### RECORDS FOR PROCESSING

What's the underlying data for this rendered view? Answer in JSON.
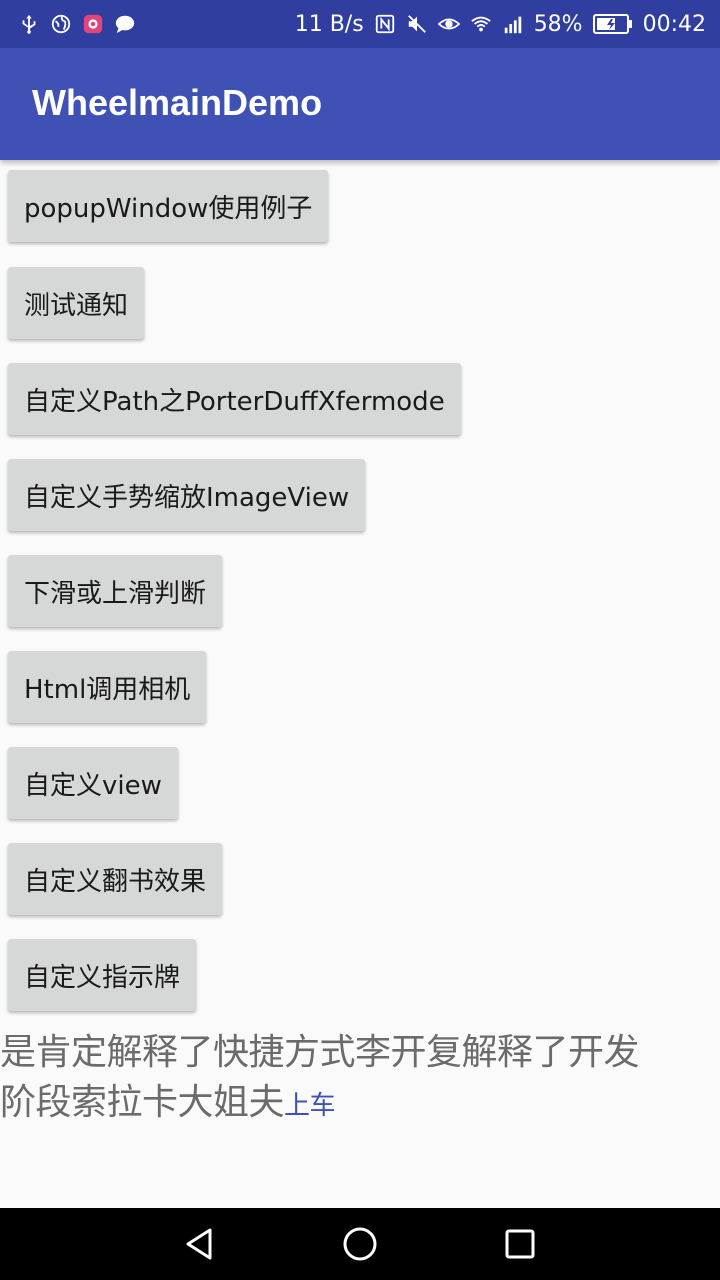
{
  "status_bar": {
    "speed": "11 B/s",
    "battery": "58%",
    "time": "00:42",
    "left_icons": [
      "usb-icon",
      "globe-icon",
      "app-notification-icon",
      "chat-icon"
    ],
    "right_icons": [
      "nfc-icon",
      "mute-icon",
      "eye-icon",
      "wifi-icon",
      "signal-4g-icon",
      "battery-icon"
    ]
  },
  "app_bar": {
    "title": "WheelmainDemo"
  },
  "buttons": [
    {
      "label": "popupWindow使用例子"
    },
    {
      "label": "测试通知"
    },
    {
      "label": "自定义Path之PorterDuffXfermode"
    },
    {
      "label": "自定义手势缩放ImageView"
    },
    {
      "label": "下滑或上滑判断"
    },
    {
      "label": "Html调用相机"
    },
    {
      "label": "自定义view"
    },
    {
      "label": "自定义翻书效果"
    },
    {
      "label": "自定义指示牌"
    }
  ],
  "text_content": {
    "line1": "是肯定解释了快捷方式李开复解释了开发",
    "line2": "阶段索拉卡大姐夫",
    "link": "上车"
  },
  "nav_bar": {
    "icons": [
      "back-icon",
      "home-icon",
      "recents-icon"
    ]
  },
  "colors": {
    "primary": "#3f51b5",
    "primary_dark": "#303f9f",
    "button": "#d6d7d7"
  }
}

######

• YOUR OBJECTIVE
Report all lines of the data that include the word "label".

• OUTPUT
      "label": "popupWindow使用例子"
      "label": "测试通知"
      "label": "自定义Path之PorterDuffXfermode"
      "label": "自定义手势缩放ImageView"
      "label": "下滑或上滑判断"
      "label": "Html调用相机"
      "label": "自定义view"
      "label": "自定义翻书效果"
      "label": "自定义指示牌"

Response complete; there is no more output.